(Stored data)
◇ ◇ ◇ ◇ ◇ ◇ ◇
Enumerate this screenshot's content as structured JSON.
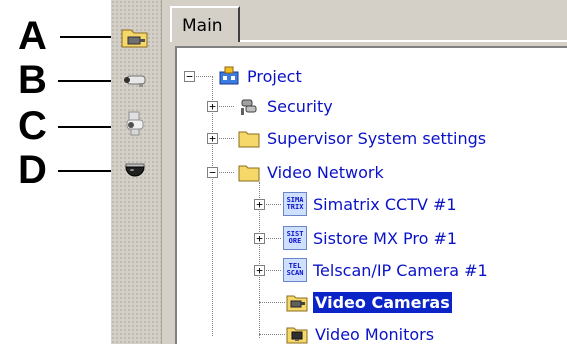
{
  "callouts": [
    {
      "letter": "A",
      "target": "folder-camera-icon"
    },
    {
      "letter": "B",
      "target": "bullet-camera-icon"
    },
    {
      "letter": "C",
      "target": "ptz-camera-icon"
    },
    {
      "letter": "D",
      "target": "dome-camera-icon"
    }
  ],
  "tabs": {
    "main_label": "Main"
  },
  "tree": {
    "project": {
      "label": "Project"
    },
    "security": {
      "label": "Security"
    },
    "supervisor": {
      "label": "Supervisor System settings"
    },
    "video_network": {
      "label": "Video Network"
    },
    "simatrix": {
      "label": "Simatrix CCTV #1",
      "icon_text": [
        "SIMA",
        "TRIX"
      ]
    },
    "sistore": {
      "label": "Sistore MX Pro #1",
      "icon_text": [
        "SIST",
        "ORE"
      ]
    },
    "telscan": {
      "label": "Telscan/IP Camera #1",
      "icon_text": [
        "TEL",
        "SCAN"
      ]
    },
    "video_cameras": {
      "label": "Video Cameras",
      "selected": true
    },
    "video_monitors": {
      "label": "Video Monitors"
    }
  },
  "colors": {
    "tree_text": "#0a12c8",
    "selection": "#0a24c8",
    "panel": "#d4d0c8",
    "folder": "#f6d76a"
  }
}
◇ ◇ ◇ ◇ ◇ ◇ ◇
▸ **What you will do**: Drop the images and repeat the data exactly.

▸ **Task response**:
Enumerate this screenshot's content as structured JSON.
{
  "callouts": [
    {
      "letter": "A",
      "target": "folder-camera-icon"
    },
    {
      "letter": "B",
      "target": "bullet-camera-icon"
    },
    {
      "letter": "C",
      "target": "ptz-camera-icon"
    },
    {
      "letter": "D",
      "target": "dome-camera-icon"
    }
  ],
  "tabs": {
    "main_label": "Main"
  },
  "tree": {
    "project": {
      "label": "Project"
    },
    "security": {
      "label": "Security"
    },
    "supervisor": {
      "label": "Supervisor System settings"
    },
    "video_network": {
      "label": "Video Network"
    },
    "simatrix": {
      "label": "Simatrix CCTV #1",
      "icon_text": [
        "SIMA",
        "TRIX"
      ]
    },
    "sistore": {
      "label": "Sistore MX Pro #1",
      "icon_text": [
        "SIST",
        "ORE"
      ]
    },
    "telscan": {
      "label": "Telscan/IP Camera #1",
      "icon_text": [
        "TEL",
        "SCAN"
      ]
    },
    "video_cameras": {
      "label": "Video Cameras",
      "selected": true
    },
    "video_monitors": {
      "label": "Video Monitors"
    }
  },
  "colors": {
    "tree_text": "#0a12c8",
    "selection": "#0a24c8",
    "panel": "#d4d0c8",
    "folder": "#f6d76a"
  }
}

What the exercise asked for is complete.